** Problem **
Please carry on the passage below about King Crimson's album Discipline, picking up after its last sentence; the entries that follow it are not part of this passage.

Discipline is the eighth studio album by English progressive rock band King Crimson, released on 22 September 1981 by E.G. Records in the United Kingdom and by Warner Bros. Records in the United States. 

This album was King Crimson's first following a seven-year hiatus. Only band co-founder and guitarist Robert Fripp and drummer Bill Bruford remained from the previous incarnation. They were joined by two American musicians: guitarist, vocalist and lyricist Adrian Belew and bassist and backing vocalist Tony Levin. The album introduced a new sound for the band, influenced by new wave, post-punk and world music, while retaining an experimental character, helping lay the groundwork for what would eventually be known as post-progressive rock.

Background and composition 
Discipline has been described as art rock, progressive rock, new wave, post-progressive, and dance-rock.

The title of the ballad "Matte Kudasai" means “please wait” in Japanese (待って下さい). The original release of Discipline featured a guitar part on this track by Robert Fripp that was removed from subsequent releases of the album starting with the 1989 Definitive Edition remaster. The 30th and 35th anniversary editions, meanwhile, include both versions of the song.

The lyrics of "Indiscipline" were based on a letter written to Adrian Belew by his then-wife Margaret, concerning a painting that she had made.

"Thela Hun Ginjeet" is an anagram of "heat in the jungle". When it was first performed live, some of its lyrics were improvised around an illicit recording made by Robert Fripp of his neighbours having a vicious argument when he was living in New York; this recording is featured on the track "NY3" on Fripp's solo album Exposure. While the track was being recorded for the Discipline album, Adrian Belew, walking around Notting Hill Gate in London with a tape recorder looking for inspiration, was harassed first by a gang and then by the police. On returning to the studio, he gave a distraught account to his bandmates of what had just happened to him. This account was recorded by Fripp, without Belew's knowledge, as well and is featured on the Discipline version of the track (as well as almost all live versions), in place of those earlier lyrics that were based on Fripp's New York recording.

"The Sheltering Sky" is named after (and partially inspired by) the 1949 novel of the same name by Paul Bowles. Bowles is often associated with the Beat generation, which would be an inspiration for King Crimson's subsequent studio album Beat.

Live versions of "Elephant Talk", "Indiscipline", and "Thela Hun Ginjeet" included partial vocal improvisation during spoken-word parts. One such example can be found in the 13 August 1982 performance, which, as of 30 March 2021, was still available for download in both MP3 and FLAC formats from DGM.

** Excerpted records **
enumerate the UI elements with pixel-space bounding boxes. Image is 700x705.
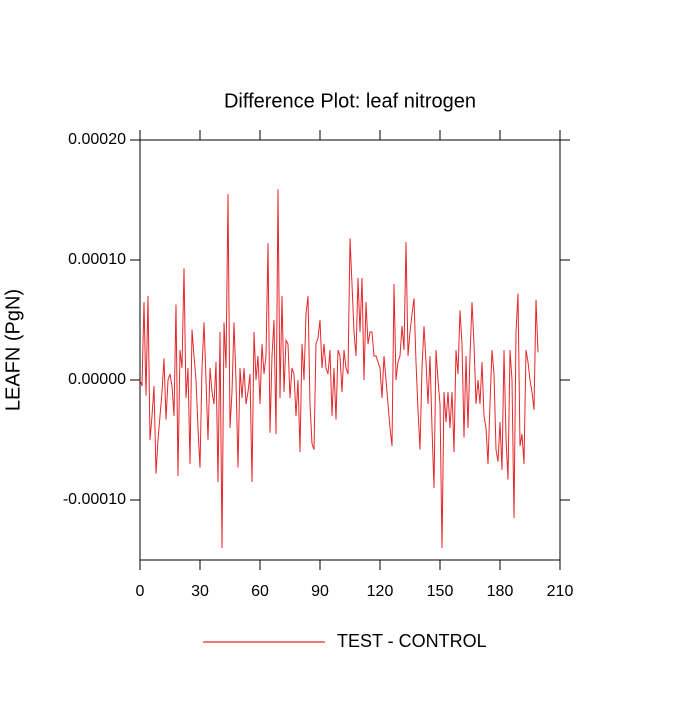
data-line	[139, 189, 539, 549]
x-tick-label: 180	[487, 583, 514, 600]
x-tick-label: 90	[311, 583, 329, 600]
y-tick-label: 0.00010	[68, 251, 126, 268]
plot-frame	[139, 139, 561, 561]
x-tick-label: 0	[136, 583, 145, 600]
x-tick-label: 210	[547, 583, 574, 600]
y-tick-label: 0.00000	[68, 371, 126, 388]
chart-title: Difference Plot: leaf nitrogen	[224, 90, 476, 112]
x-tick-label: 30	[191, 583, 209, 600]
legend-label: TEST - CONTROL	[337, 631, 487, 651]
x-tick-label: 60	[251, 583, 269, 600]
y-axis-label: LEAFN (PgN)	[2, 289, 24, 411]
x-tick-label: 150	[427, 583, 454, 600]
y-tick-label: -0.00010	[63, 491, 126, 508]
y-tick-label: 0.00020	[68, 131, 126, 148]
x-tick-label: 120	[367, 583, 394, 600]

---

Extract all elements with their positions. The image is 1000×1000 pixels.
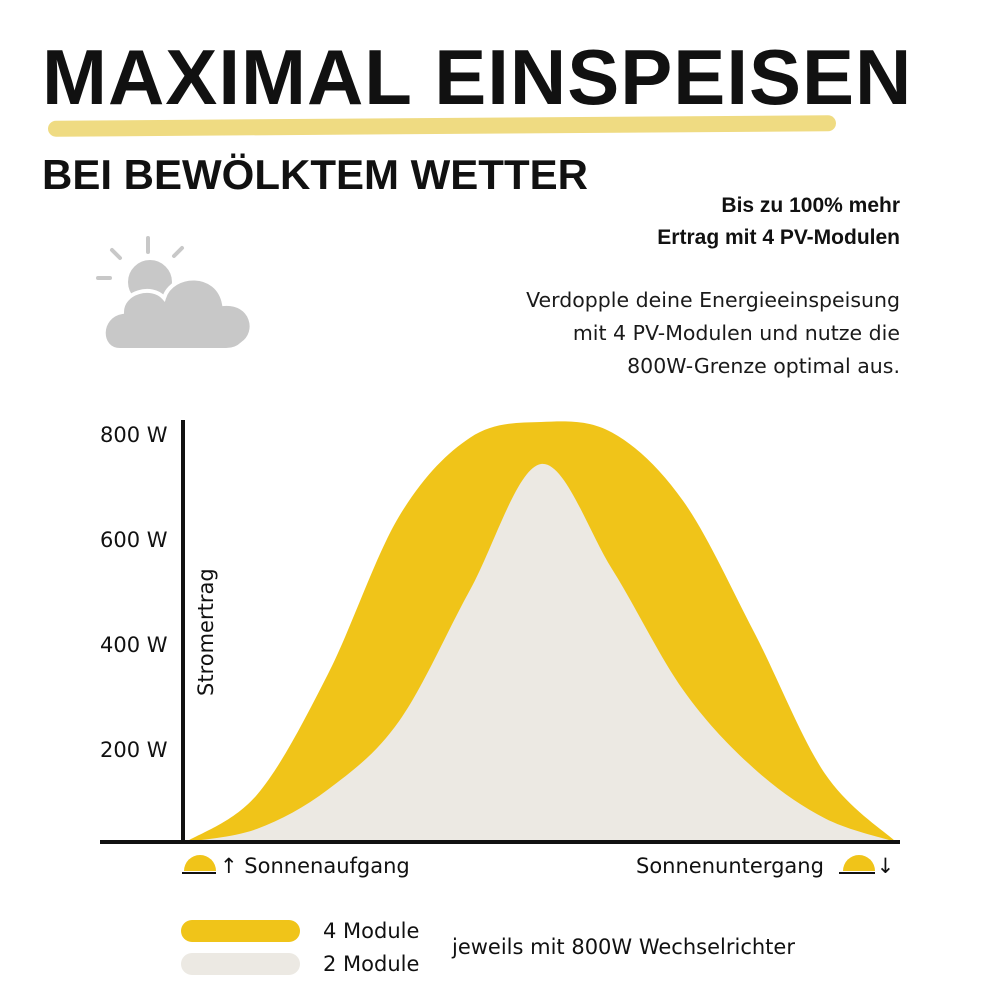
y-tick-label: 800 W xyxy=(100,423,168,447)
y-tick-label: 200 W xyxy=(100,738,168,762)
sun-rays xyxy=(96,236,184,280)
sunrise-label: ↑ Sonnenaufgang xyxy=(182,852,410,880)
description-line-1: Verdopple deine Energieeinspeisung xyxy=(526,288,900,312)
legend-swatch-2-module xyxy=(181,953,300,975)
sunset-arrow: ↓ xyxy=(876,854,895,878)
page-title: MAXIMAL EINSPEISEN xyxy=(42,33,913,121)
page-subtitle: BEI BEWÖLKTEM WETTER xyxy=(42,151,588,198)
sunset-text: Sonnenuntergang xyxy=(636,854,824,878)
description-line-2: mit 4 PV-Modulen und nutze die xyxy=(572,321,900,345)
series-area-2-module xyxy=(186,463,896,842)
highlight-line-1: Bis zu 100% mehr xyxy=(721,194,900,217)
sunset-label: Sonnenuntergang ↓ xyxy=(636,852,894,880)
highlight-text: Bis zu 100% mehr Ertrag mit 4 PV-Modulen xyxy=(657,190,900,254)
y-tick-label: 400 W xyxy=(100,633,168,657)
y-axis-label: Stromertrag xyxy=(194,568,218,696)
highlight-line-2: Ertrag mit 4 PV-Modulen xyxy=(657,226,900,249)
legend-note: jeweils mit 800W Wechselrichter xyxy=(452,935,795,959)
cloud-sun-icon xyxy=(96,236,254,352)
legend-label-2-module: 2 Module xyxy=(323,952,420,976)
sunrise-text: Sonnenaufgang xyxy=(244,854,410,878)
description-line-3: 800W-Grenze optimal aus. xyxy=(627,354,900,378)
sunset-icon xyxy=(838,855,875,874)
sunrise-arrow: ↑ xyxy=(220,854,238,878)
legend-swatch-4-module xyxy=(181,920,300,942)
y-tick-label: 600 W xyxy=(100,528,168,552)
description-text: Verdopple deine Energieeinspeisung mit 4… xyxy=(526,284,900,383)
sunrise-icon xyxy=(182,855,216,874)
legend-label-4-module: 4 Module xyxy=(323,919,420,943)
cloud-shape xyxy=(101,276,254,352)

==

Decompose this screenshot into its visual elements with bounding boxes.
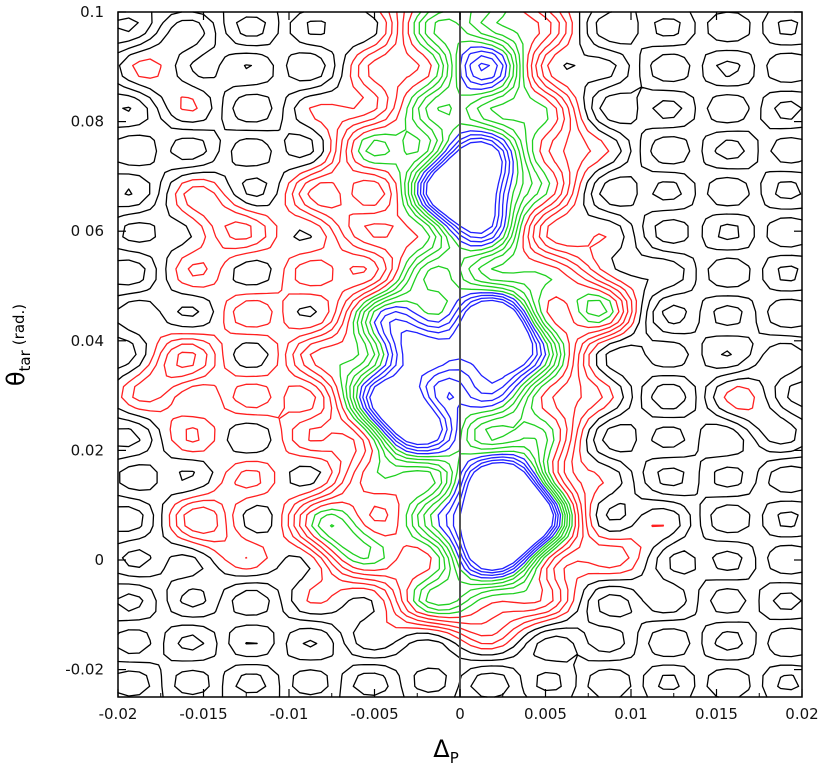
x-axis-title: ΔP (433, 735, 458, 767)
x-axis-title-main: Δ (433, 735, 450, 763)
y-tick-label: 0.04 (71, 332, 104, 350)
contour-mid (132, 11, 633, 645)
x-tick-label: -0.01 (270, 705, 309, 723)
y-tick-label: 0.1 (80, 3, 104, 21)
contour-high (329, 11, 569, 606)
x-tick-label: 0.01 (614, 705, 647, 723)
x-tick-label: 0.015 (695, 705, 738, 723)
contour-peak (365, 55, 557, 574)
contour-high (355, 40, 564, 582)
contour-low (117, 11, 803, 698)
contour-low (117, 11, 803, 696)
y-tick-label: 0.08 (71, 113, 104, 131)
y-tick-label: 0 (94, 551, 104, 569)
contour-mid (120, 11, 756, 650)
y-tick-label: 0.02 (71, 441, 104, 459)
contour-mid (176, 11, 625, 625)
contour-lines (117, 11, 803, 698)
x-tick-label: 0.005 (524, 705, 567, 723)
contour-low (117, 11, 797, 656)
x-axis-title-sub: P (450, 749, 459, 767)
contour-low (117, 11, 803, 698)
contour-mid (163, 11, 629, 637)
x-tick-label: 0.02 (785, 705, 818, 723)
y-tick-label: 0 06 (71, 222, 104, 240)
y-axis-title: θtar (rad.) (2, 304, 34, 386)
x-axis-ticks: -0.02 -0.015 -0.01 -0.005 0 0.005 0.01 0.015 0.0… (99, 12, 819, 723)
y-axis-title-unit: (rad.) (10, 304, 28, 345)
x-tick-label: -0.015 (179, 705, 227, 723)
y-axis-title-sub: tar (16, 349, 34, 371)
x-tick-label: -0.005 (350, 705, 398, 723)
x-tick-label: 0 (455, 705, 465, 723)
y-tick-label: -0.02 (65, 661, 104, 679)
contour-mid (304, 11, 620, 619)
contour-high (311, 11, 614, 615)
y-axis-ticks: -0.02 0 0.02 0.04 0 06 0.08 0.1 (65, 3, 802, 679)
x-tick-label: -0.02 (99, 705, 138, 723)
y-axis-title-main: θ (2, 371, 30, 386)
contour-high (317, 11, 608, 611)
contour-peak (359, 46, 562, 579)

** The response **
The back cover features the statement, "Discipline is never an end in itself, only a means to an end". The original front cover features a variation on a copyrighted Celtic knot design by George Bain. As it was found to be used without proper licensing, it was replaced on later releases by a knotwork designed by Steve Ball on commission from Robert Fripp. Ball's design is also used as the logo of Discipline Global Mobile, the music label founded by Fripp, which has become the label for King Crimson, Fripp, and associated artists.

Reception

Discipline reached number 41 on the UK Albums Chart and received mixed to positive reviews. John Piccarella's review in Rolling Stone praised King Crimson's talent and artistry, particularly Belew and Fripp's "visionary approach to guitar playing", but criticised the "arty content" of the album itself, concluding, "Here's hoping that, unlike every other King Crimson lineup, this band of virtuosos stays together long enough to transform all of their experiments into innovations." Record Mirrors Alan Entwistle was generally enthusiastic, writing that the band "tests new ground and revitalises older ground"; he highlighted the "more mature" second side of the album, noting its "distinct songs that are danceable as well as disciplined". Robert Christgau of The Village Voice described the album as "not bad—the Heads meet the League of Gentlemen". In The Village Voices year-end Pazz & Jop poll, Discipline was voted by critics as the 35th best album of 1981.

Greg Prato's retrospective review in AllMusic commended the album's "inspired performances", particularly applauding the unexpectedly successful combinations of Belew and Fripp's disparate playing styles. According to Prato, "the pairing of these two originals worked out magically." Trouser Press characterised the album's songs as "unfolding musical sculptures, played with precision and rare imagination, a mostly successful synthesis of ambition, simplicity and Kraftwerkian clarity."

Legacy
In 2002, Pitchfork considered Discipline an influence on math rock and ranked the album at number 56 on its list of "The Top 100 Albums of the 1980s".

Track listing
All music written by Robert Fripp, Adrian Belew, Tony Levin and Bill Bruford. Lyrics by Adrian Belew.

Personnel
King Crimson 
Adrian Belew – electric guitar, guitar synthesizer, lead vocals
Robert Fripp – electric guitar, guitar synthesizer, devices
Tony Levin – Chapman Stick, bass guitar, backing vocals 
Bill Bruford – drums, slit drum, percussion
Technical
Rhett Davies – production
Nigel Mills – assistant engineer
Graham Davies – gear
Peter Saville – graphic design
John Kyrk – knotwork (uncredited; 1981, 1986 and 1989 issues only)
Steve Ball – knotwork (2001 issue onwards)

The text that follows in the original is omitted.